● Written request
Can you write out all the lines word for word, with no pictures?

Saved entries

-.-.-

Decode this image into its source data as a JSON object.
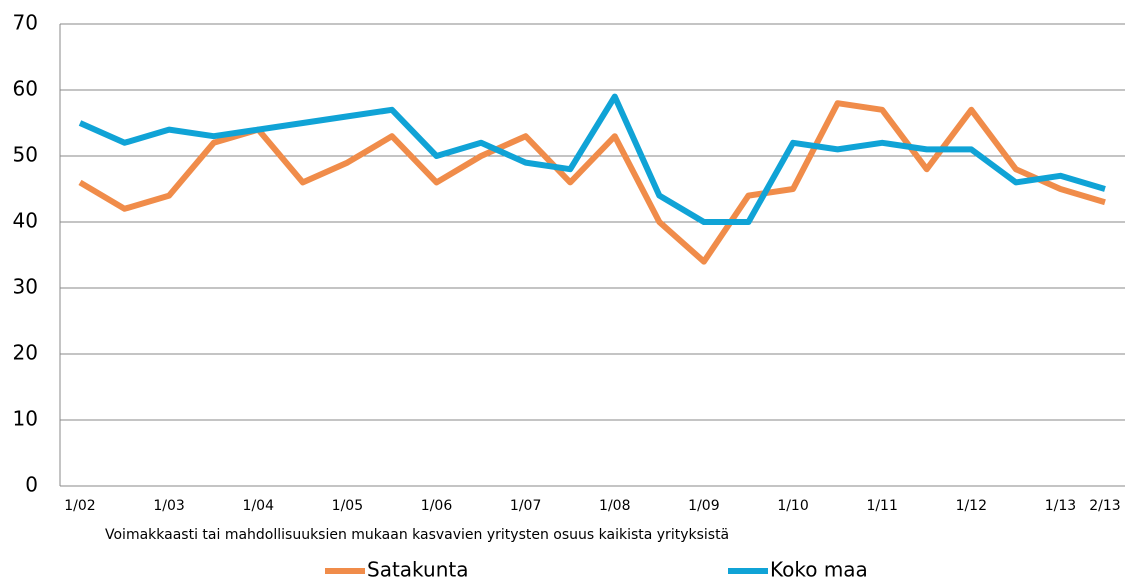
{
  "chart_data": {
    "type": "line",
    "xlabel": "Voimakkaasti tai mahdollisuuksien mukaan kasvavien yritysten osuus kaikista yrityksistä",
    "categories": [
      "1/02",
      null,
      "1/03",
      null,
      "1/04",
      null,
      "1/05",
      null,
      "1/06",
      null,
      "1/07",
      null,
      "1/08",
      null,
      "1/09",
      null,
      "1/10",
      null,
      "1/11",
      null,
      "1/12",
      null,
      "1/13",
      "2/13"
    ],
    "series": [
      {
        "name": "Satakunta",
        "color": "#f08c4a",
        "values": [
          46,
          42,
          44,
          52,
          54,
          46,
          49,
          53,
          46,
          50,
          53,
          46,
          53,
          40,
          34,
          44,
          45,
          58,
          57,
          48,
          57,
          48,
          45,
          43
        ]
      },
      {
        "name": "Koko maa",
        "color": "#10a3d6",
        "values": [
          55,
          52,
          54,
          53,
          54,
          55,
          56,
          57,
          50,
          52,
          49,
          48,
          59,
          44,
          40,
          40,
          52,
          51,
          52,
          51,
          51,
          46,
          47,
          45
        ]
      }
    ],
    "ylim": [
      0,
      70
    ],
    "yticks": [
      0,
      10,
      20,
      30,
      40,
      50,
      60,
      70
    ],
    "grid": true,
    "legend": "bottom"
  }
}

-.-.-

● Solution to the exercise
Decode this image into its source data as a JSON object.
{
  "chart_data": {
    "type": "line",
    "xlabel": "Voimakkaasti tai mahdollisuuksien mukaan kasvavien yritysten osuus kaikista yrityksistä",
    "categories": [
      "1/02",
      null,
      "1/03",
      null,
      "1/04",
      null,
      "1/05",
      null,
      "1/06",
      null,
      "1/07",
      null,
      "1/08",
      null,
      "1/09",
      null,
      "1/10",
      null,
      "1/11",
      null,
      "1/12",
      null,
      "1/13",
      "2/13"
    ],
    "series": [
      {
        "name": "Satakunta",
        "color": "#f08c4a",
        "values": [
          46,
          42,
          44,
          52,
          54,
          46,
          49,
          53,
          46,
          50,
          53,
          46,
          53,
          40,
          34,
          44,
          45,
          58,
          57,
          48,
          57,
          48,
          45,
          43
        ]
      },
      {
        "name": "Koko maa",
        "color": "#10a3d6",
        "values": [
          55,
          52,
          54,
          53,
          54,
          55,
          56,
          57,
          50,
          52,
          49,
          48,
          59,
          44,
          40,
          40,
          52,
          51,
          52,
          51,
          51,
          46,
          47,
          45
        ]
      }
    ],
    "ylim": [
      0,
      70
    ],
    "yticks": [
      0,
      10,
      20,
      30,
      40,
      50,
      60,
      70
    ],
    "grid": true,
    "legend": "bottom"
  }
}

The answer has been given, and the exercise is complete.